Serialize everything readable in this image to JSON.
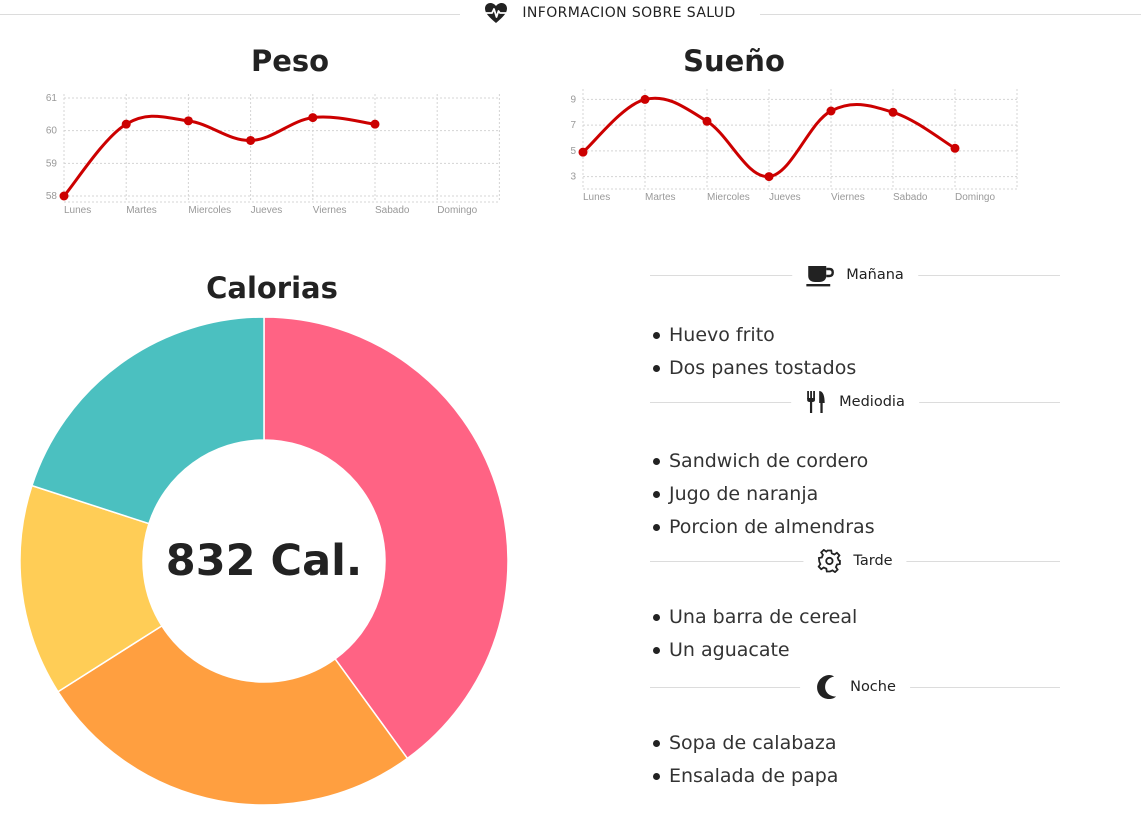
{
  "header": {
    "title": "INFORMACION SOBRE SALUD",
    "icon": "heartbeat-icon"
  },
  "chart_data": [
    {
      "id": "peso",
      "type": "line",
      "title": "Peso",
      "categories": [
        "Lunes",
        "Martes",
        "Miercoles",
        "Jueves",
        "Viernes",
        "Sabado",
        "Domingo"
      ],
      "values": [
        58,
        60.2,
        60.3,
        59.7,
        60.4,
        60.2,
        null
      ],
      "ylim": [
        58,
        61
      ],
      "yticks": [
        58,
        59,
        60,
        61
      ],
      "grid": true,
      "color": "#cc0000"
    },
    {
      "id": "sueno",
      "type": "line",
      "title": "Sueño",
      "categories": [
        "Lunes",
        "Martes",
        "Miercoles",
        "Jueves",
        "Viernes",
        "Sabado",
        "Domingo"
      ],
      "values": [
        4.9,
        9,
        7.3,
        3,
        8.1,
        8,
        5.2
      ],
      "ylim": [
        2.5,
        9.5
      ],
      "yticks": [
        3,
        5,
        7,
        9
      ],
      "grid": true,
      "color": "#cc0000"
    },
    {
      "id": "calorias",
      "type": "pie",
      "title": "Calorias",
      "center_label": "832 Cal.",
      "values": [
        40,
        26,
        14,
        20
      ],
      "colors": [
        "#ff6384",
        "#ff9f40",
        "#ffcd56",
        "#4bc0c0"
      ]
    }
  ],
  "meals": [
    {
      "label": "Mañana",
      "icon": "coffee-cup-icon",
      "items": [
        "Huevo frito",
        "Dos panes tostados"
      ]
    },
    {
      "label": "Mediodia",
      "icon": "fork-knife-icon",
      "items": [
        "Sandwich de cordero",
        "Jugo de naranja",
        "Porcion de almendras"
      ]
    },
    {
      "label": "Tarde",
      "icon": "gear-icon",
      "items": [
        "Una barra de cereal",
        "Un aguacate"
      ]
    },
    {
      "label": "Noche",
      "icon": "moon-icon",
      "items": [
        "Sopa de calabaza",
        "Ensalada de papa"
      ]
    }
  ]
}
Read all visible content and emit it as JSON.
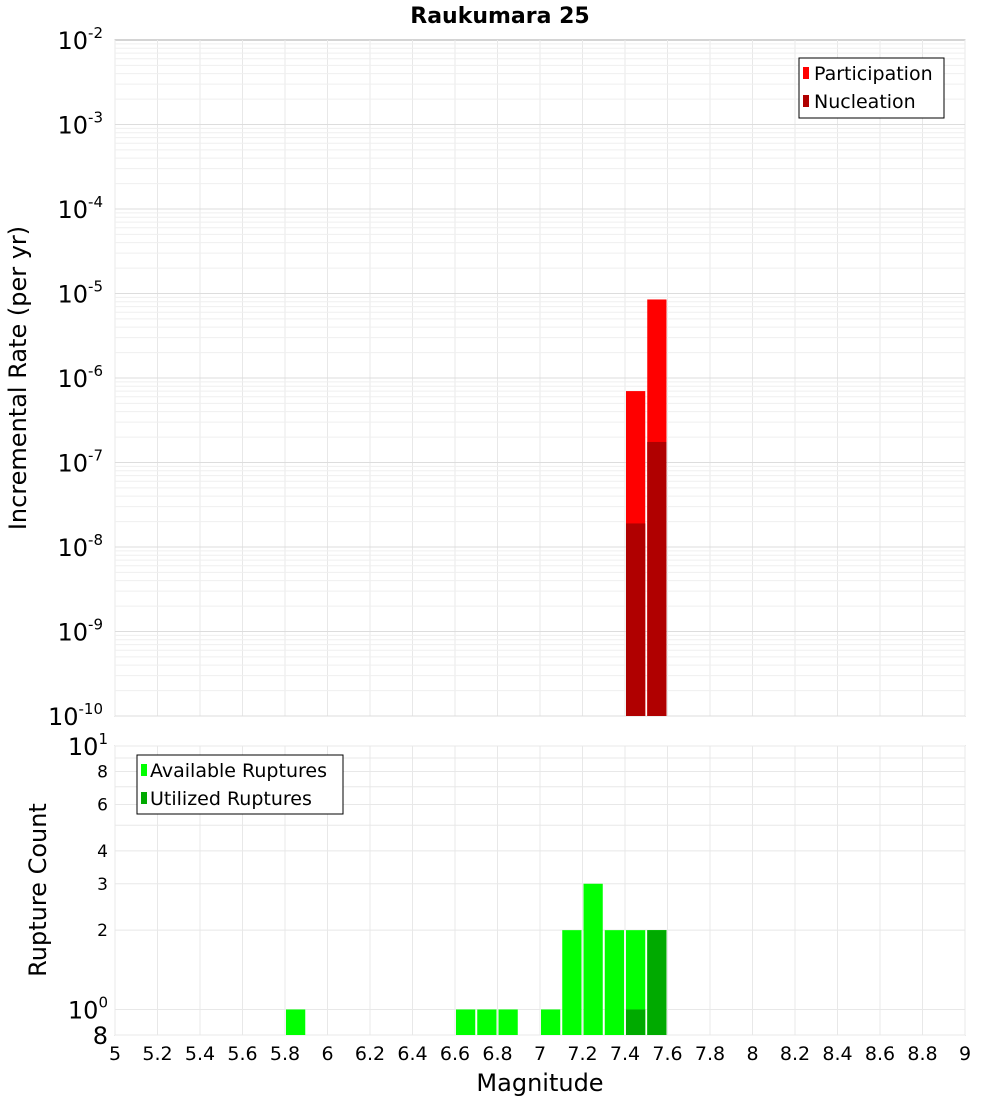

---+---

◆ Directive ◆
Output all of the entries verbatim, leaving out any images.

◆ Solution to this task ◆
Serialize everything readable in this image to JSON.
{
  "header": {
    "title": "INFORMACION SOBRE SALUD",
    "icon": "heartbeat-icon"
  },
  "chart_data": [
    {
      "id": "peso",
      "type": "line",
      "title": "Peso",
      "categories": [
        "Lunes",
        "Martes",
        "Miercoles",
        "Jueves",
        "Viernes",
        "Sabado",
        "Domingo"
      ],
      "values": [
        58,
        60.2,
        60.3,
        59.7,
        60.4,
        60.2,
        null
      ],
      "ylim": [
        58,
        61
      ],
      "yticks": [
        58,
        59,
        60,
        61
      ],
      "grid": true,
      "color": "#cc0000"
    },
    {
      "id": "sueno",
      "type": "line",
      "title": "Sueño",
      "categories": [
        "Lunes",
        "Martes",
        "Miercoles",
        "Jueves",
        "Viernes",
        "Sabado",
        "Domingo"
      ],
      "values": [
        4.9,
        9,
        7.3,
        3,
        8.1,
        8,
        5.2
      ],
      "ylim": [
        2.5,
        9.5
      ],
      "yticks": [
        3,
        5,
        7,
        9
      ],
      "grid": true,
      "color": "#cc0000"
    },
    {
      "id": "calorias",
      "type": "pie",
      "title": "Calorias",
      "center_label": "832 Cal.",
      "values": [
        40,
        26,
        14,
        20
      ],
      "colors": [
        "#ff6384",
        "#ff9f40",
        "#ffcd56",
        "#4bc0c0"
      ]
    }
  ],
  "meals": [
    {
      "label": "Mañana",
      "icon": "coffee-cup-icon",
      "items": [
        "Huevo frito",
        "Dos panes tostados"
      ]
    },
    {
      "label": "Mediodia",
      "icon": "fork-knife-icon",
      "items": [
        "Sandwich de cordero",
        "Jugo de naranja",
        "Porcion de almendras"
      ]
    },
    {
      "label": "Tarde",
      "icon": "gear-icon",
      "items": [
        "Una barra de cereal",
        "Un aguacate"
      ]
    },
    {
      "label": "Noche",
      "icon": "moon-icon",
      "items": [
        "Sopa de calabaza",
        "Ensalada de papa"
      ]
    }
  ]
}
Read all visible content and emit it as JSON.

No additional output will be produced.